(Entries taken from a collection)

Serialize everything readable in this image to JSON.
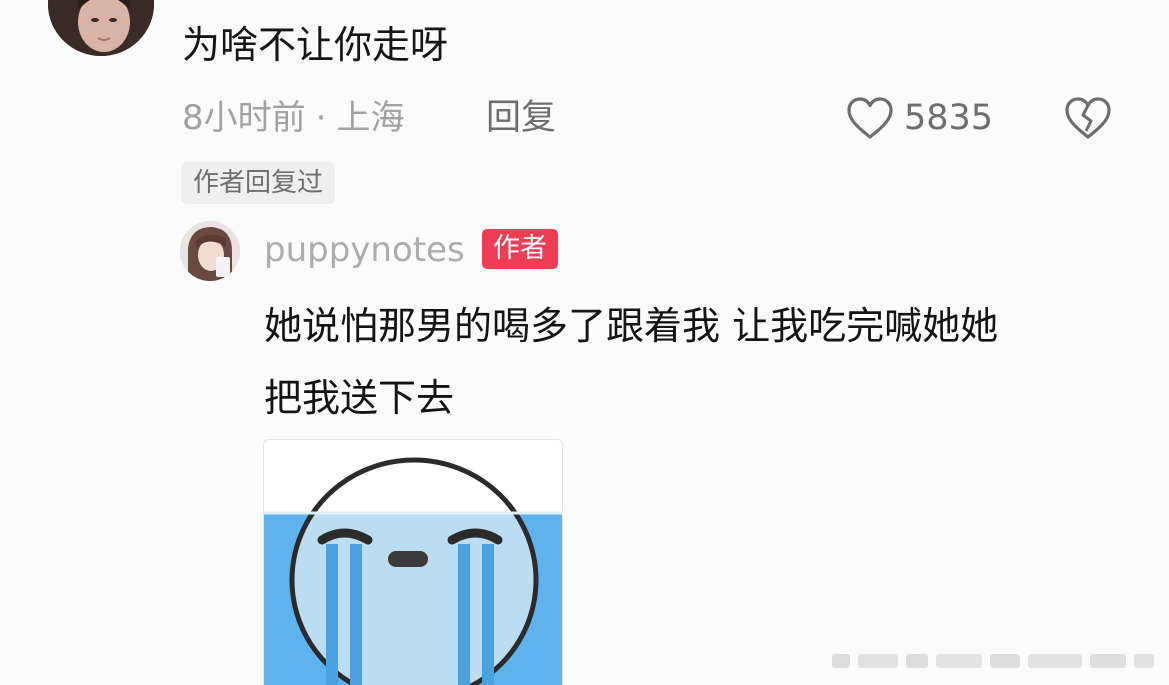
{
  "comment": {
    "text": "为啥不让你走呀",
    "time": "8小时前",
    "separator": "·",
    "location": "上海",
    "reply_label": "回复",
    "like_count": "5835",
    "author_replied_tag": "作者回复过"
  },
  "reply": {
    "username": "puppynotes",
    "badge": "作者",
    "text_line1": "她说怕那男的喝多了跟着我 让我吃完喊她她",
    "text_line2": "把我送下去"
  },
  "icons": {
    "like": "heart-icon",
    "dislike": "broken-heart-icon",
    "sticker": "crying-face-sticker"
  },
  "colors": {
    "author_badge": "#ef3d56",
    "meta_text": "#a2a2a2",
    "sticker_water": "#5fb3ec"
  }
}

==

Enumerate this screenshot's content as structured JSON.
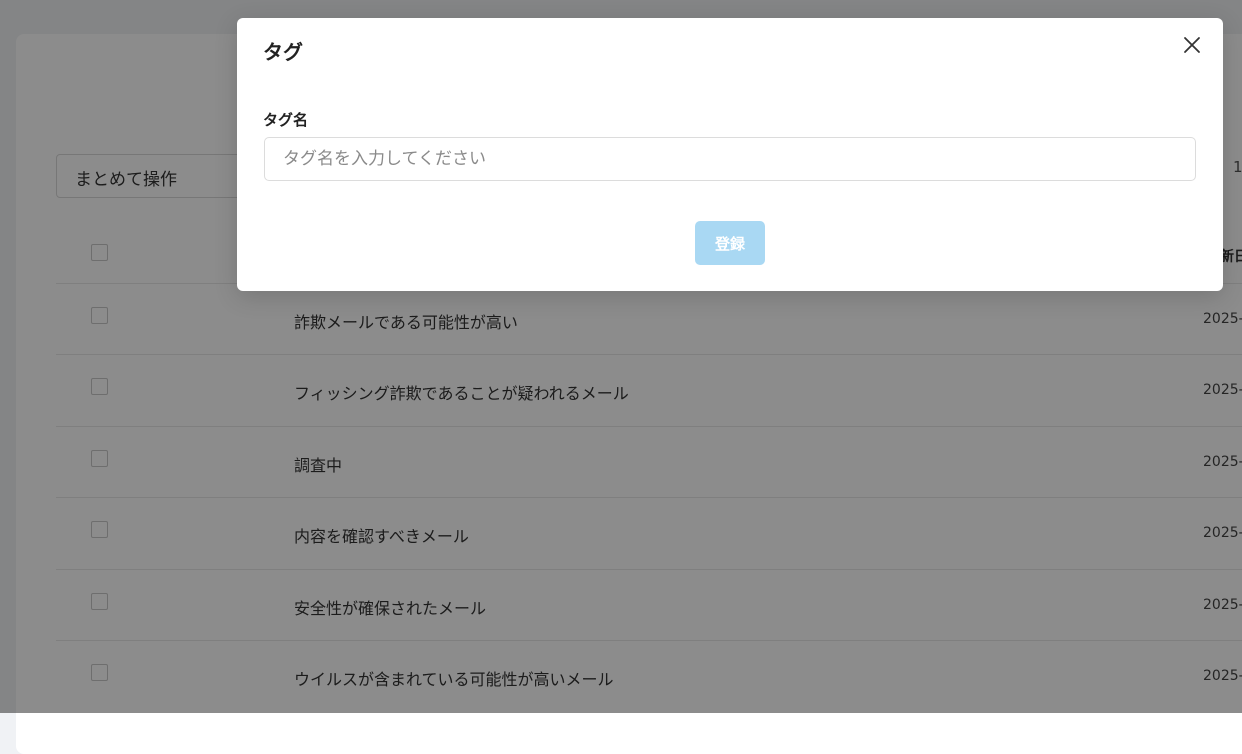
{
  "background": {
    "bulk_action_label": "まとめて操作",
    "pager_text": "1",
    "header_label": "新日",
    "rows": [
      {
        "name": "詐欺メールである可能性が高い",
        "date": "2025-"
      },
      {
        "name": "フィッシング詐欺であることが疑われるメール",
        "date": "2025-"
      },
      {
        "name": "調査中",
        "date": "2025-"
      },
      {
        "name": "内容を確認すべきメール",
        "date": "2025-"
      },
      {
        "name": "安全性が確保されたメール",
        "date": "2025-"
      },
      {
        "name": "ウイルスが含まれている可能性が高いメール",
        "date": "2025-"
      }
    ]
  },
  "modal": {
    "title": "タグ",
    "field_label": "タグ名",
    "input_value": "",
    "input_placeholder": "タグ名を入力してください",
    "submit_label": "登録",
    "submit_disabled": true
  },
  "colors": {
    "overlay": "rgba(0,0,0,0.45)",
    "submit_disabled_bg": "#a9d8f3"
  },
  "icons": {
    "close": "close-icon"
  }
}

## AIM
Find every line in the records that contains the word "JSON"; copy those lines.

## OUTPUT
Serialize everything readable in this image to JSON.
Enumerate this screenshot's content as structured JSON.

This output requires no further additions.